----- MATERIAL FOR THE TASK

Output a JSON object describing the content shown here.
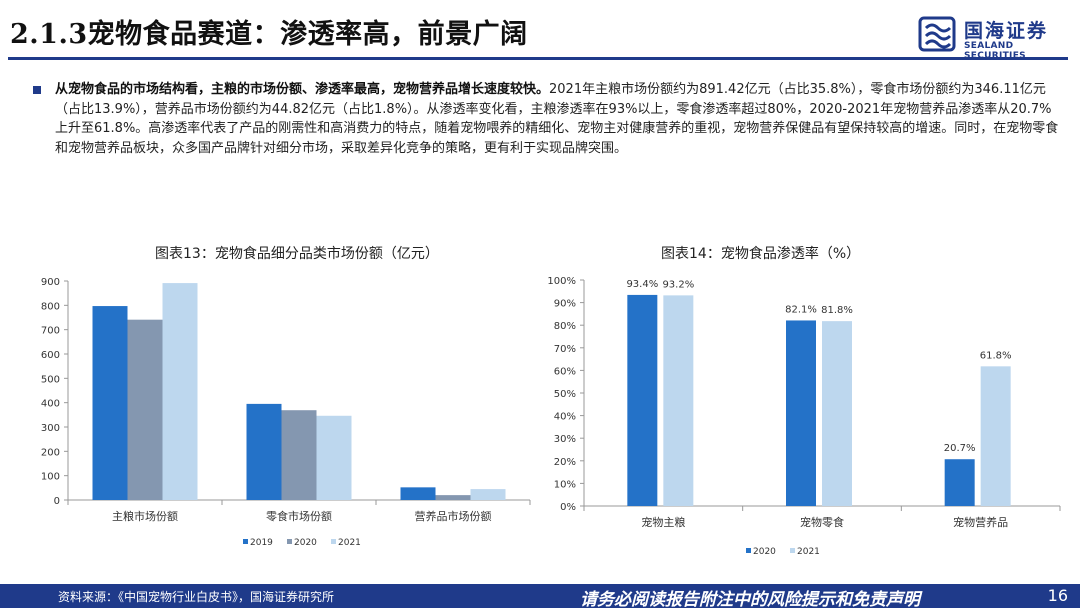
{
  "header": {
    "title": "2.1.3宠物食品赛道：渗透率高，前景广阔",
    "logo_cn": "国海证券",
    "logo_en": "SEALAND SECURITIES"
  },
  "summary": {
    "bold": "从宠物食品的市场结构看，主粮的市场份额、渗透率最高，宠物营养品增长速度较快。",
    "text": "2021年主粮市场份额约为891.42亿元（占比35.8%），零食市场份额约为346.11亿元（占比13.9%），营养品市场份额约为44.82亿元（占比1.8%）。从渗透率变化看，主粮渗透率在93%以上，零食渗透率超过80%，2020-2021年宠物营养品渗透率从20.7%上升至61.8%。高渗透率代表了产品的刚需性和高消费力的特点，随着宠物喂养的精细化、宠物主对健康营养的重视，宠物营养保健品有望保持较高的增速。同时，在宠物零食和宠物营养品板块，众多国产品牌针对细分市场，采取差异化竞争的策略，更有利于实现品牌突围。"
  },
  "chart_data": [
    {
      "type": "bar",
      "title": "图表13：宠物食品细分品类市场份额（亿元）",
      "categories": [
        "主粮市场份额",
        "零食市场份额",
        "营养品市场份额"
      ],
      "series": [
        {
          "name": "2019",
          "color": "#2472c8",
          "values": [
            797,
            395,
            52
          ]
        },
        {
          "name": "2020",
          "color": "#8497b0",
          "values": [
            741,
            369,
            20
          ]
        },
        {
          "name": "2021",
          "color": "#bdd7ee",
          "values": [
            891.42,
            346.11,
            44.82
          ]
        }
      ],
      "ylim": [
        0,
        900
      ],
      "yticks": [
        "0",
        "100",
        "200",
        "300",
        "400",
        "500",
        "600",
        "700",
        "800",
        "900"
      ],
      "grid": false,
      "legend": "bottom"
    },
    {
      "type": "bar",
      "title": "图表14：宠物食品渗透率（%）",
      "categories": [
        "宠物主粮",
        "宠物零食",
        "宠物营养品"
      ],
      "series": [
        {
          "name": "2020",
          "color": "#2472c8",
          "values": [
            93.4,
            82.1,
            20.7
          ],
          "labels": [
            "93.4%",
            "82.1%",
            "20.7%"
          ]
        },
        {
          "name": "2021",
          "color": "#bdd7ee",
          "values": [
            93.2,
            81.8,
            61.8
          ],
          "labels": [
            "93.2%",
            "81.8%",
            "61.8%"
          ]
        }
      ],
      "ylim": [
        0,
        100
      ],
      "yticks": [
        "0%",
        "10%",
        "20%",
        "30%",
        "40%",
        "50%",
        "60%",
        "70%",
        "80%",
        "90%",
        "100%"
      ],
      "grid": false,
      "legend": "bottom"
    }
  ],
  "footer": {
    "source": "资料来源：《中国宠物行业白皮书》，国海证券研究所",
    "disclaimer": "请务必阅读报告附注中的风险提示和免责声明",
    "page": "16"
  }
}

----------

**PROBLEM STATEMENT**
Keep the pictures out of the copy and return the rest of the data above exactly.

**ANSWER IN FULL**
Output a JSON object describing the content shown here.
{
  "header": {
    "title": "2.1.3宠物食品赛道：渗透率高，前景广阔",
    "logo_cn": "国海证券",
    "logo_en": "SEALAND SECURITIES"
  },
  "summary": {
    "bold": "从宠物食品的市场结构看，主粮的市场份额、渗透率最高，宠物营养品增长速度较快。",
    "text": "2021年主粮市场份额约为891.42亿元（占比35.8%），零食市场份额约为346.11亿元（占比13.9%），营养品市场份额约为44.82亿元（占比1.8%）。从渗透率变化看，主粮渗透率在93%以上，零食渗透率超过80%，2020-2021年宠物营养品渗透率从20.7%上升至61.8%。高渗透率代表了产品的刚需性和高消费力的特点，随着宠物喂养的精细化、宠物主对健康营养的重视，宠物营养保健品有望保持较高的增速。同时，在宠物零食和宠物营养品板块，众多国产品牌针对细分市场，采取差异化竞争的策略，更有利于实现品牌突围。"
  },
  "chart_data": [
    {
      "type": "bar",
      "title": "图表13：宠物食品细分品类市场份额（亿元）",
      "categories": [
        "主粮市场份额",
        "零食市场份额",
        "营养品市场份额"
      ],
      "series": [
        {
          "name": "2019",
          "color": "#2472c8",
          "values": [
            797,
            395,
            52
          ]
        },
        {
          "name": "2020",
          "color": "#8497b0",
          "values": [
            741,
            369,
            20
          ]
        },
        {
          "name": "2021",
          "color": "#bdd7ee",
          "values": [
            891.42,
            346.11,
            44.82
          ]
        }
      ],
      "ylim": [
        0,
        900
      ],
      "yticks": [
        "0",
        "100",
        "200",
        "300",
        "400",
        "500",
        "600",
        "700",
        "800",
        "900"
      ],
      "grid": false,
      "legend": "bottom"
    },
    {
      "type": "bar",
      "title": "图表14：宠物食品渗透率（%）",
      "categories": [
        "宠物主粮",
        "宠物零食",
        "宠物营养品"
      ],
      "series": [
        {
          "name": "2020",
          "color": "#2472c8",
          "values": [
            93.4,
            82.1,
            20.7
          ],
          "labels": [
            "93.4%",
            "82.1%",
            "20.7%"
          ]
        },
        {
          "name": "2021",
          "color": "#bdd7ee",
          "values": [
            93.2,
            81.8,
            61.8
          ],
          "labels": [
            "93.2%",
            "81.8%",
            "61.8%"
          ]
        }
      ],
      "ylim": [
        0,
        100
      ],
      "yticks": [
        "0%",
        "10%",
        "20%",
        "30%",
        "40%",
        "50%",
        "60%",
        "70%",
        "80%",
        "90%",
        "100%"
      ],
      "grid": false,
      "legend": "bottom"
    }
  ],
  "footer": {
    "source": "资料来源：《中国宠物行业白皮书》，国海证券研究所",
    "disclaimer": "请务必阅读报告附注中的风险提示和免责声明",
    "page": "16"
  }
}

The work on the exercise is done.